### WHAT IS NEEDED:
Collect all lines from the records below that include the word "with".

### EXERCISE MATERIAL:
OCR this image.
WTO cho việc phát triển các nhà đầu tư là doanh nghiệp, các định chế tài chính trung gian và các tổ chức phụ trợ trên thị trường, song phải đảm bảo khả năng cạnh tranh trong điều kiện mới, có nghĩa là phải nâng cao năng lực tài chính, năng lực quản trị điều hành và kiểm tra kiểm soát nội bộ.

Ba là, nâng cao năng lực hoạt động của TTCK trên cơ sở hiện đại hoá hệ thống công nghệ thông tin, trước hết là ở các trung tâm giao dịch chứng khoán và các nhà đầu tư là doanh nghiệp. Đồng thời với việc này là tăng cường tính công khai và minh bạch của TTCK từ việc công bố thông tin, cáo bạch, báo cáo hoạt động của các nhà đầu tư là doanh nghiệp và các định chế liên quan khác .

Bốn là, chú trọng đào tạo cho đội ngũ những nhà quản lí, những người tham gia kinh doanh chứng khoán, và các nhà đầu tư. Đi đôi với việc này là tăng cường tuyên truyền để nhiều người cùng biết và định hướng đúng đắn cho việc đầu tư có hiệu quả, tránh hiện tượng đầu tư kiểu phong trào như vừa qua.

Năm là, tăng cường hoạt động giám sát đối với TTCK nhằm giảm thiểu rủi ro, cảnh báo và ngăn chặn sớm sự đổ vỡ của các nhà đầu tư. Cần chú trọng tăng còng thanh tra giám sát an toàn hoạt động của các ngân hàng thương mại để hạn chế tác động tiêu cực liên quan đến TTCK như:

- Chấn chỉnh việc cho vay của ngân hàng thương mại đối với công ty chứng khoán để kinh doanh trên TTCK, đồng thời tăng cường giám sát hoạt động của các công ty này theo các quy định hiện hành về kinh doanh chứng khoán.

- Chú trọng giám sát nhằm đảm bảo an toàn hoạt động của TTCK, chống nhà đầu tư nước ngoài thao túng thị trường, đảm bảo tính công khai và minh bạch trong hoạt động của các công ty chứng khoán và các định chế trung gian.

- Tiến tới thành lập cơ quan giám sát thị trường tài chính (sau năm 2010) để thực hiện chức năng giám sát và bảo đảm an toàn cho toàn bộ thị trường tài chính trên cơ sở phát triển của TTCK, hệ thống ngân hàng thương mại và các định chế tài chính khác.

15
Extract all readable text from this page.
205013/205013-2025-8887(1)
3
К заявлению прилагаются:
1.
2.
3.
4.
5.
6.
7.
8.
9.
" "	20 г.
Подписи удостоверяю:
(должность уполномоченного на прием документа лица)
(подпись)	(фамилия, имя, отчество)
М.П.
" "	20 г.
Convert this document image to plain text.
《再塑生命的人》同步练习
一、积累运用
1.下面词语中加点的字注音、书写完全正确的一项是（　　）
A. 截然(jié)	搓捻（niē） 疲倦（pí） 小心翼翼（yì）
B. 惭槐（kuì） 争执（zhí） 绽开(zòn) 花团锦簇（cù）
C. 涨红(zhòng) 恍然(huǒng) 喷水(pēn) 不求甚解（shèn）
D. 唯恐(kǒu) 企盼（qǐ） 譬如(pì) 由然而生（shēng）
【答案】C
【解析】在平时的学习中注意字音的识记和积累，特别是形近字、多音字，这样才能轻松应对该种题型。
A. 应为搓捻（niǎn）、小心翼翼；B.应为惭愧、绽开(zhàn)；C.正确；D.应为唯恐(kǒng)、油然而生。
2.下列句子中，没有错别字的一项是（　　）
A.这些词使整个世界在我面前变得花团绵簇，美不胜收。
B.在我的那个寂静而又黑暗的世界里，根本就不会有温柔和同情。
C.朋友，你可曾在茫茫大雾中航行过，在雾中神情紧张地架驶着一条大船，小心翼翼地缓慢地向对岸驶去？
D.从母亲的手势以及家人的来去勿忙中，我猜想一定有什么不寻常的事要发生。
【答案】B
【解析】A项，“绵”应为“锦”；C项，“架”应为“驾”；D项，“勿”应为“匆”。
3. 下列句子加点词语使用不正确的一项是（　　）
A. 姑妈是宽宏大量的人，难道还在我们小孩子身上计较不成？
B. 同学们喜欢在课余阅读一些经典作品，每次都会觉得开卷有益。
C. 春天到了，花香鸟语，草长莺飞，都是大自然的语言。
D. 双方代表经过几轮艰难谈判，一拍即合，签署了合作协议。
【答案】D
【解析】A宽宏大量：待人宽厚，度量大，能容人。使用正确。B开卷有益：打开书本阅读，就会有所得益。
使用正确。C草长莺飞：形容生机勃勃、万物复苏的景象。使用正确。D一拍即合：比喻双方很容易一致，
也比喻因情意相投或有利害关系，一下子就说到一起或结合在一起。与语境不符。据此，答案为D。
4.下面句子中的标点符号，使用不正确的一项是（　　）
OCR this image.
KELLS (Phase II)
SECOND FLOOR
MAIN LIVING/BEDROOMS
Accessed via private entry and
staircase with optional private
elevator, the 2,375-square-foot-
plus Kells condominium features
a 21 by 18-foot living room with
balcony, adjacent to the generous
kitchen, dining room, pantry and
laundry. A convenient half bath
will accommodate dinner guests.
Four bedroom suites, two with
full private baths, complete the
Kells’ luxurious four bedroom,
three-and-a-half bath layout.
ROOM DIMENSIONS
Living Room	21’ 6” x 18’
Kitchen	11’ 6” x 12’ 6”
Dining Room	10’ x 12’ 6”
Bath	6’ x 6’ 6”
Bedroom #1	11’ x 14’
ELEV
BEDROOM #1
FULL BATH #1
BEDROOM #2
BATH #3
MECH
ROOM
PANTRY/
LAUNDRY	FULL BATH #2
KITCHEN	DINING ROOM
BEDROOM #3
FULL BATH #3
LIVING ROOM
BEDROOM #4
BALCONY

### EXERCISE ANSWER:
staircase with optional private
a 21 by 18-foot living room with
Four bedroom suites, two with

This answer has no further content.